(Records from a data collection)
##############################
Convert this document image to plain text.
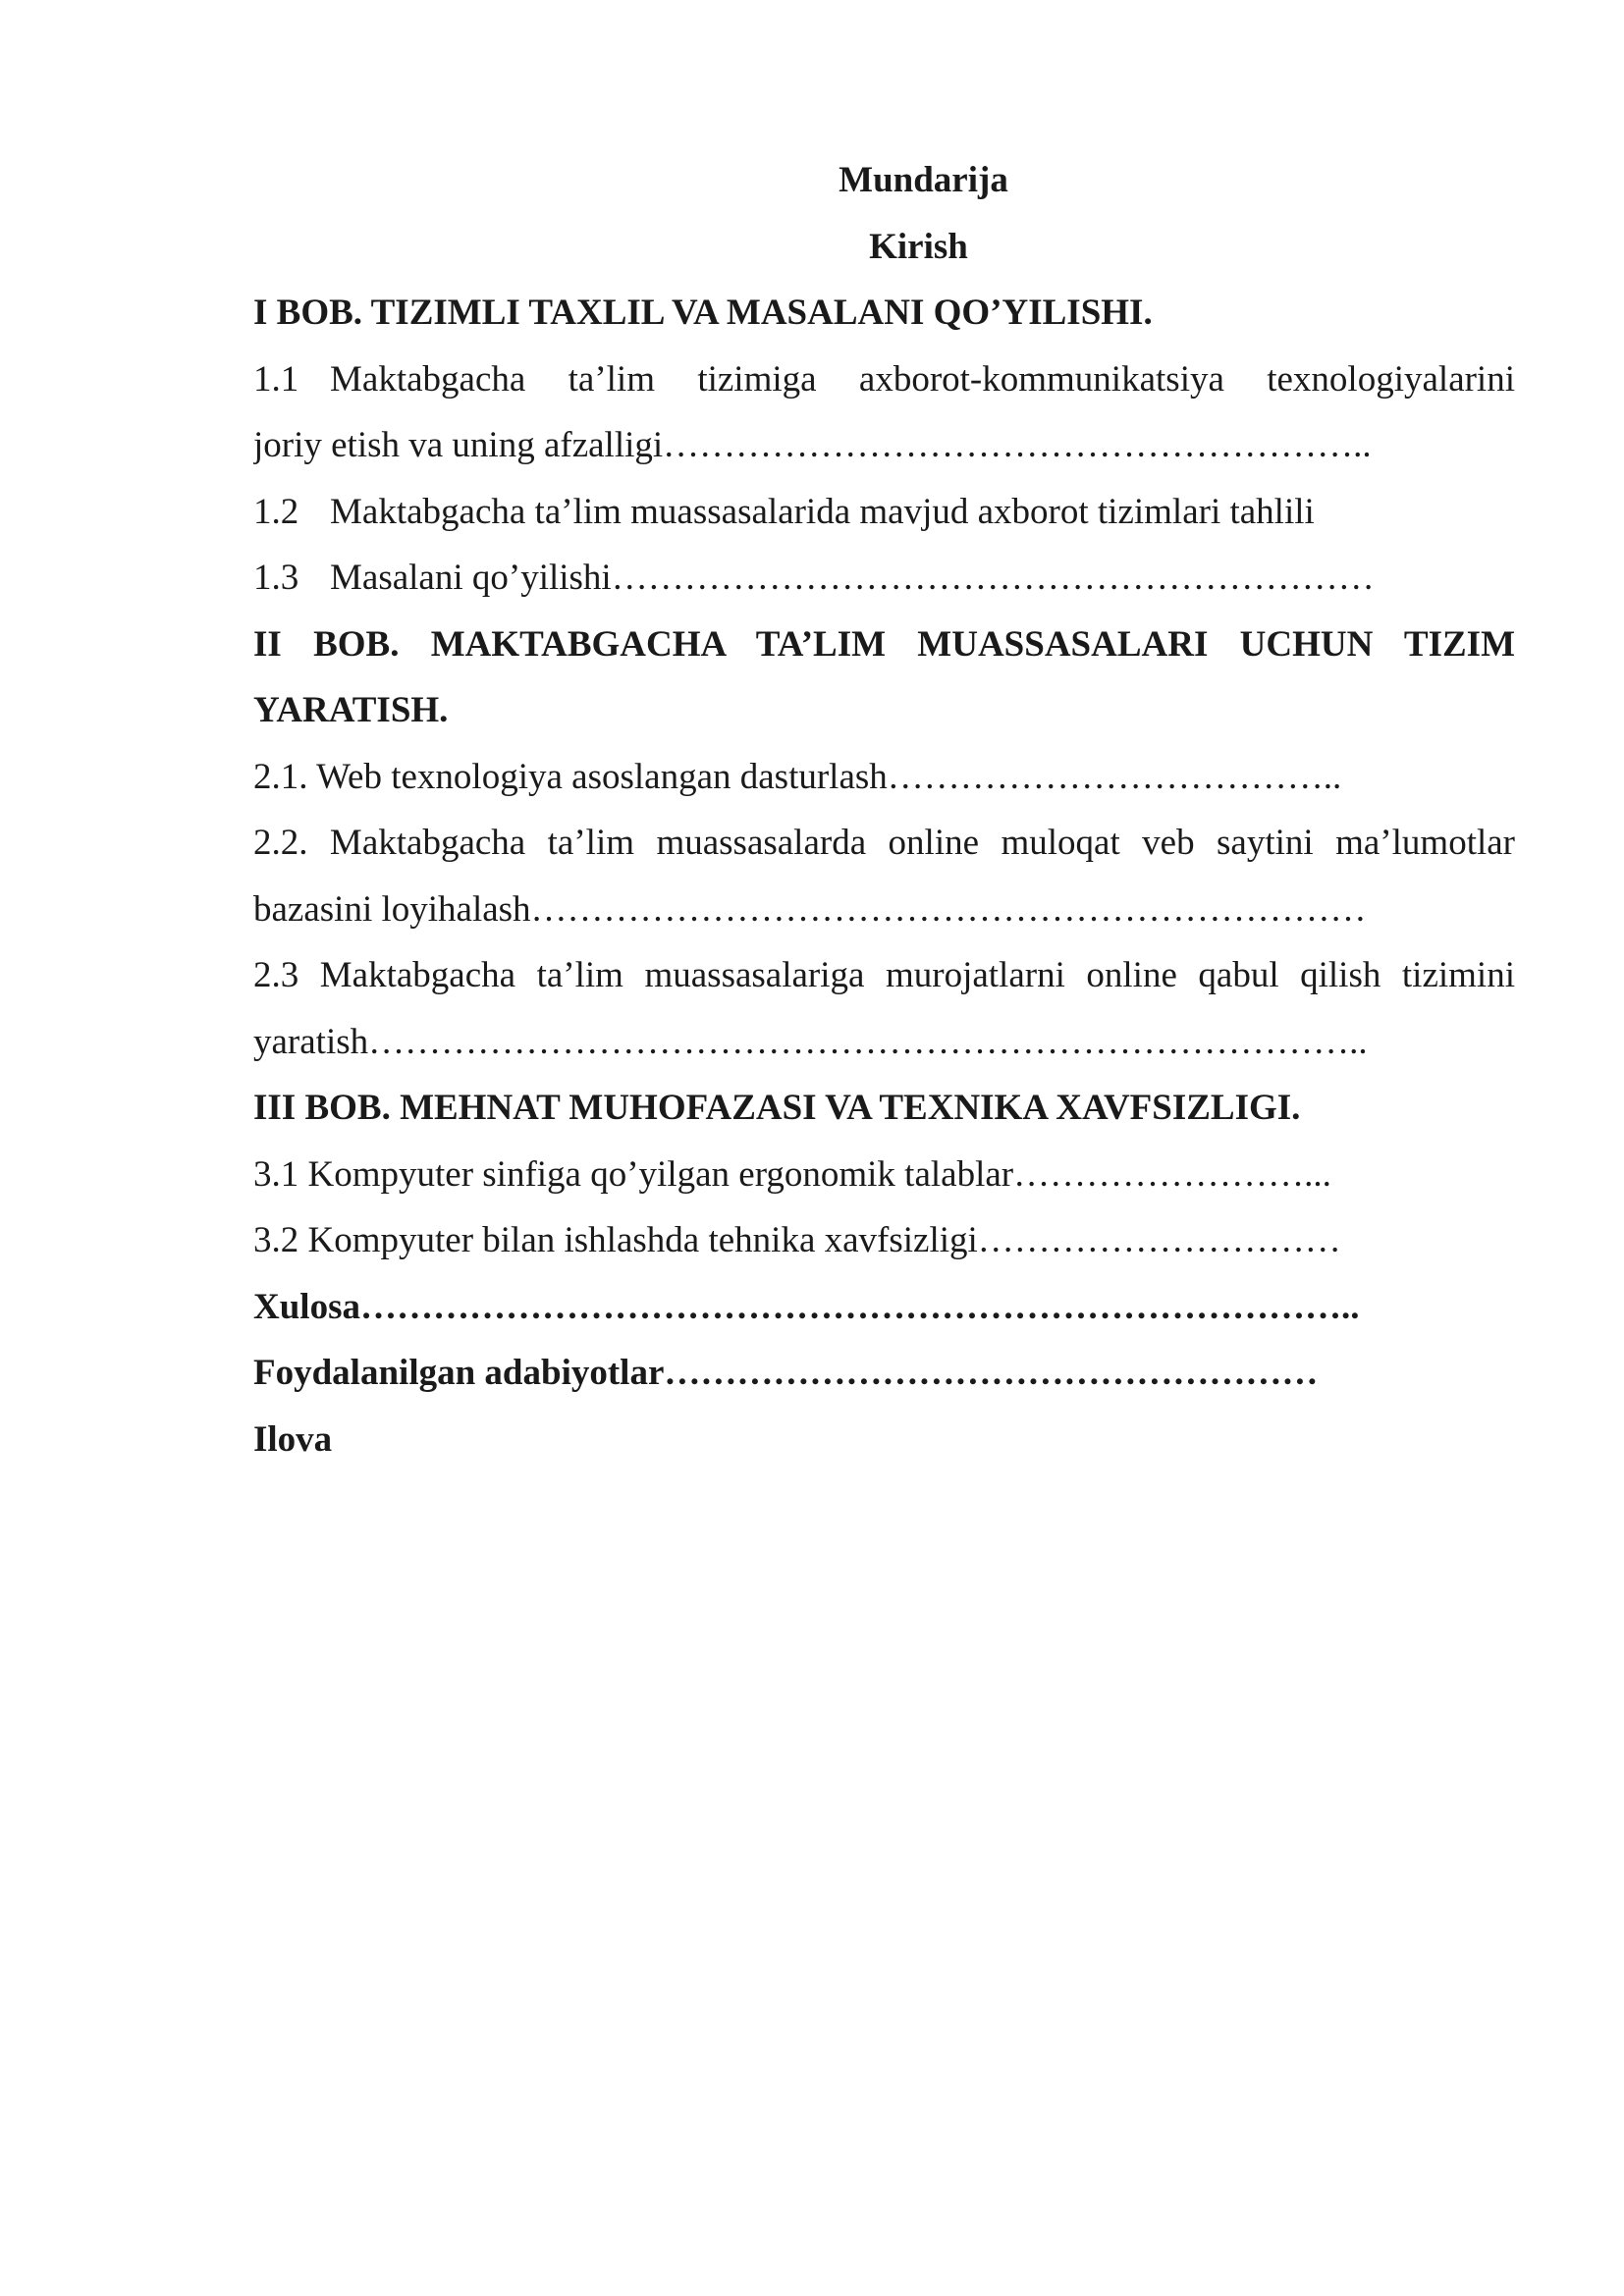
Mundarija
Kirish
I BOB. TIZIMLI TAXLIL VA MASALANI QO’YILISHI.
1.1 Maktabgacha ta’lim tizimiga axborot-kommunikatsiya texnologiyalarini
joriy etish va uning afzalligi…………………………………………………..
1.2 Maktabgacha ta’lim muassasalarida mavjud axborot tizimlari tahlili
1.3 Masalani qo’yilishi………………………………………………………
II BOB. MAKTABGACHA TA’LIM MUASSASALARI UCHUN TIZIM
YARATISH.
2.1. Web texnologiya asoslangan dasturlash………………………………..
2.2. Maktabgacha ta’lim muassasalarda online muloqat veb saytini ma’lumotlar
bazasini loyihalash……………………………………………………………
2.3 Maktabgacha ta’lim muassasalariga murojatlarni online qabul qilish tizimini
yaratish………………………………………………………………………..
III BOB. MEHNAT MUHOFAZASI VA TEXNIKA XAVFSIZLIGI.
3.1 Kompyuter sinfiga qo’yilgan ergonomik talablar……………………...
3.2 Kompyuter bilan ishlashda tehnika xavfsizligi…………………………
Xulosa………………………………………………………………………..
Foydalanilgan adabiyotlar………………………………………………
Ilova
##############################
● **Exercise requirements**
Would you set down the listing exactly, omitting pictures?

● **Output of the exercise**
Convert this document image to plain text.
Mundarija
Kirish
I BOB. TIZIMLI TAXLIL VA MASALANI QO’YILISHI.
1.1 Maktabgacha ta’lim tizimiga axborot-kommunikatsiya texnologiyalarini
joriy etish va uning afzalligi…………………………………………………..
1.2 Maktabgacha ta’lim muassasalarida mavjud axborot tizimlari tahlili
1.3 Masalani qo’yilishi………………………………………………………
II BOB. MAKTABGACHA TA’LIM MUASSASALARI UCHUN TIZIM
YARATISH.
2.1. Web texnologiya asoslangan dasturlash………………………………..
2.2. Maktabgacha ta’lim muassasalarda online muloqat veb saytini ma’lumotlar
bazasini loyihalash……………………………………………………………
2.3 Maktabgacha ta’lim muassasalariga murojatlarni online qabul qilish tizimini
yaratish………………………………………………………………………..
III BOB. MEHNAT MUHOFAZASI VA TEXNIKA XAVFSIZLIGI.
3.1 Kompyuter sinfiga qo’yilgan ergonomik talablar……………………...
3.2 Kompyuter bilan ishlashda tehnika xavfsizligi…………………………
Xulosa………………………………………………………………………..
Foydalanilgan adabiyotlar………………………………………………
Ilova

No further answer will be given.